━━ Task material ━━

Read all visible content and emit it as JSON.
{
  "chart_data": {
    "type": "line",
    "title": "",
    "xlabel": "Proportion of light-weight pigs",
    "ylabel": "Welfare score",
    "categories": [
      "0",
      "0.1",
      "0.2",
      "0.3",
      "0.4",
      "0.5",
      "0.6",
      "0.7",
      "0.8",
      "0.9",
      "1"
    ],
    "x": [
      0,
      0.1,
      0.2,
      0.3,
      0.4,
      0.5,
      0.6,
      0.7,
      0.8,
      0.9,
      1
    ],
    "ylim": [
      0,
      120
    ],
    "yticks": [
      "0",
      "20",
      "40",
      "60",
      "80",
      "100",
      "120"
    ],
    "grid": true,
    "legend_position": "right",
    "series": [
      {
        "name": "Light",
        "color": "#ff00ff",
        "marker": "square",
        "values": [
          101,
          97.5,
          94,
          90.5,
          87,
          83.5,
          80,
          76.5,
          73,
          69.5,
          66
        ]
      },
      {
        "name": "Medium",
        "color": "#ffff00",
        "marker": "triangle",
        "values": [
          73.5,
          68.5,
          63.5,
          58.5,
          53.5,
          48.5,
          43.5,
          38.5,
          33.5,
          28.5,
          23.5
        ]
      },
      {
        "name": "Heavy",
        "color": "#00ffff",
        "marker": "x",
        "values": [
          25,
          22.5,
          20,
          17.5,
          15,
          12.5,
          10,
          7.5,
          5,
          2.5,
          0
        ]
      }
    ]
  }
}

━━━

### Task goal
From the records above, extract everything verbatim.

### Solution
Read all visible content and emit it as JSON.
{
  "chart_data": {
    "type": "line",
    "title": "",
    "xlabel": "Proportion of light-weight pigs",
    "ylabel": "Welfare score",
    "categories": [
      "0",
      "0.1",
      "0.2",
      "0.3",
      "0.4",
      "0.5",
      "0.6",
      "0.7",
      "0.8",
      "0.9",
      "1"
    ],
    "x": [
      0,
      0.1,
      0.2,
      0.3,
      0.4,
      0.5,
      0.6,
      0.7,
      0.8,
      0.9,
      1
    ],
    "ylim": [
      0,
      120
    ],
    "yticks": [
      "0",
      "20",
      "40",
      "60",
      "80",
      "100",
      "120"
    ],
    "grid": true,
    "legend_position": "right",
    "series": [
      {
        "name": "Light",
        "color": "#ff00ff",
        "marker": "square",
        "values": [
          101,
          97.5,
          94,
          90.5,
          87,
          83.5,
          80,
          76.5,
          73,
          69.5,
          66
        ]
      },
      {
        "name": "Medium",
        "color": "#ffff00",
        "marker": "triangle",
        "values": [
          73.5,
          68.5,
          63.5,
          58.5,
          53.5,
          48.5,
          43.5,
          38.5,
          33.5,
          28.5,
          23.5
        ]
      },
      {
        "name": "Heavy",
        "color": "#00ffff",
        "marker": "x",
        "values": [
          25,
          22.5,
          20,
          17.5,
          15,
          12.5,
          10,
          7.5,
          5,
          2.5,
          0
        ]
      }
    ]
  }
}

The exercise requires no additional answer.